• EXCERPTED DATA:

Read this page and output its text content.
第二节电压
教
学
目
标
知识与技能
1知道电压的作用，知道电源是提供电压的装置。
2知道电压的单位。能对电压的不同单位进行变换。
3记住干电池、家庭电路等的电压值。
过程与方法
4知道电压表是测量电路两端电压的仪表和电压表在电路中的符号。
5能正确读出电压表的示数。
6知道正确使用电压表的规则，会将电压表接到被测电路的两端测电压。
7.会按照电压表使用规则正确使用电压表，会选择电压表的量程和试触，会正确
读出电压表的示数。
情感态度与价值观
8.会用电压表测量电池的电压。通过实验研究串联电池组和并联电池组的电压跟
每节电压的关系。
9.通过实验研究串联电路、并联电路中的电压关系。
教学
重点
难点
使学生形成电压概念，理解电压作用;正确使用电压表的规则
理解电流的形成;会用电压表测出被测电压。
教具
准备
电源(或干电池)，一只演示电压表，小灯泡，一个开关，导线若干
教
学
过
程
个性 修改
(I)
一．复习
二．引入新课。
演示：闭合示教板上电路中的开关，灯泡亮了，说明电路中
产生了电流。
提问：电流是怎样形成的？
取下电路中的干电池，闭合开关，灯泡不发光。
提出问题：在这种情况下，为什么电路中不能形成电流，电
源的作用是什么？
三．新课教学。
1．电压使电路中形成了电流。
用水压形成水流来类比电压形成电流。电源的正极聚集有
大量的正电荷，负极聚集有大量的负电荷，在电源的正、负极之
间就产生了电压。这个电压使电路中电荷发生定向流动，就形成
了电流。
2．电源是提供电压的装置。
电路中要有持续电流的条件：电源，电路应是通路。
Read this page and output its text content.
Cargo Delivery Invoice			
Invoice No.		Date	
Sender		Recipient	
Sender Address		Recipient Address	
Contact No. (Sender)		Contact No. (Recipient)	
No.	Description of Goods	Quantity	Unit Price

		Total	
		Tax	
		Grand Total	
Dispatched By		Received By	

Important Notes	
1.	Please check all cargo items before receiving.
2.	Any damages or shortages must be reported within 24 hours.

• REQUEST:
Give all the entries again exactly; leave none out.

• THE COMPLETED TASK:
Read this page and output its text content.
第二节电压
教
学
目
标
知识与技能
1知道电压的作用，知道电源是提供电压的装置。
2知道电压的单位。能对电压的不同单位进行变换。
3记住干电池、家庭电路等的电压值。
过程与方法
4知道电压表是测量电路两端电压的仪表和电压表在电路中的符号。
5能正确读出电压表的示数。
6知道正确使用电压表的规则，会将电压表接到被测电路的两端测电压。
7.会按照电压表使用规则正确使用电压表，会选择电压表的量程和试触，会正确
读出电压表的示数。
情感态度与价值观
8.会用电压表测量电池的电压。通过实验研究串联电池组和并联电池组的电压跟
每节电压的关系。
9.通过实验研究串联电路、并联电路中的电压关系。
教学
重点
难点
使学生形成电压概念，理解电压作用;正确使用电压表的规则
理解电流的形成;会用电压表测出被测电压。
教具
准备
电源(或干电池)，一只演示电压表，小灯泡，一个开关，导线若干
教
学
过
程
个性 修改
(I)
一．复习
二．引入新课。
演示：闭合示教板上电路中的开关，灯泡亮了，说明电路中
产生了电流。
提问：电流是怎样形成的？
取下电路中的干电池，闭合开关，灯泡不发光。
提出问题：在这种情况下，为什么电路中不能形成电流，电
源的作用是什么？
三．新课教学。
1．电压使电路中形成了电流。
用水压形成水流来类比电压形成电流。电源的正极聚集有
大量的正电荷，负极聚集有大量的负电荷，在电源的正、负极之
间就产生了电压。这个电压使电路中电荷发生定向流动，就形成
了电流。
2．电源是提供电压的装置。
电路中要有持续电流的条件：电源，电路应是通路。
Read this page and output its text content.
Cargo Delivery Invoice			
Invoice No.		Date	
Sender		Recipient	
Sender Address		Recipient Address	
Contact No. (Sender)		Contact No. (Recipient)	
No.	Description of Goods	Quantity	Unit Price

		Total	
		Tax	
		Grand Total	
Dispatched By		Received By	

Important Notes	
1.	Please check all cargo items before receiving.
2.	Any damages or shortages must be reported within 24 hours.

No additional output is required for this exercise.